- **Problem requirements**: Your task is to repeat the listing exactly.

- **Input records**:
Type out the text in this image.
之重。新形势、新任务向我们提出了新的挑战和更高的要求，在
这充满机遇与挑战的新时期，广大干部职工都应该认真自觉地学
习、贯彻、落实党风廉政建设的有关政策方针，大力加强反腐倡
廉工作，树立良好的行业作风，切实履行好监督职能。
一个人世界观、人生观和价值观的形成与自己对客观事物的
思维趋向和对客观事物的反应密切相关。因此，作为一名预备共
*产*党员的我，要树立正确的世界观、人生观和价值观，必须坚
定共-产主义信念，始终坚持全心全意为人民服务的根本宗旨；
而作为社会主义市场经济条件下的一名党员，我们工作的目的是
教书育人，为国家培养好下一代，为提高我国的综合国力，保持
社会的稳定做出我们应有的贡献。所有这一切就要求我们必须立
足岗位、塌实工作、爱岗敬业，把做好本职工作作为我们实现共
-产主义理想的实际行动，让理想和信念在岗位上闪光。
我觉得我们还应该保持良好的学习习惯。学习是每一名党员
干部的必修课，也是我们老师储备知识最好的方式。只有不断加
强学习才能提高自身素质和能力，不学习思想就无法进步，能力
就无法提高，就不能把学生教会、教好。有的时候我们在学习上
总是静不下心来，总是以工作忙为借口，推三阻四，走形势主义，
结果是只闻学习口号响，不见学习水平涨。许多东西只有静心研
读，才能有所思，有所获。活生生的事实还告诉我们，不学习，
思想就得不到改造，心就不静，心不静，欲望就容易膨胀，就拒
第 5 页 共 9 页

- **Solution for this task**:
Type out the text in this image.
之重。新形势、新任务向我们提出了新的挑战和更高的要求，在
这充满机遇与挑战的新时期，广大干部职工都应该认真自觉地学
习、贯彻、落实党风廉政建设的有关政策方针，大力加强反腐倡
廉工作，树立良好的行业作风，切实履行好监督职能。
一个人世界观、人生观和价值观的形成与自己对客观事物的
思维趋向和对客观事物的反应密切相关。因此，作为一名预备共
*产*党员的我，要树立正确的世界观、人生观和价值观，必须坚
定共-产主义信念，始终坚持全心全意为人民服务的根本宗旨；
而作为社会主义市场经济条件下的一名党员，我们工作的目的是
教书育人，为国家培养好下一代，为提高我国的综合国力，保持
社会的稳定做出我们应有的贡献。所有这一切就要求我们必须立
足岗位、塌实工作、爱岗敬业，把做好本职工作作为我们实现共
-产主义理想的实际行动，让理想和信念在岗位上闪光。
我觉得我们还应该保持良好的学习习惯。学习是每一名党员
干部的必修课，也是我们老师储备知识最好的方式。只有不断加
强学习才能提高自身素质和能力，不学习思想就无法进步，能力
就无法提高，就不能把学生教会、教好。有的时候我们在学习上
总是静不下心来，总是以工作忙为借口，推三阻四，走形势主义，
结果是只闻学习口号响，不见学习水平涨。许多东西只有静心研
读，才能有所思，有所获。活生生的事实还告诉我们，不学习，
思想就得不到改造，心就不静，心不静，欲望就容易膨胀，就拒
第 5 页 共 9 页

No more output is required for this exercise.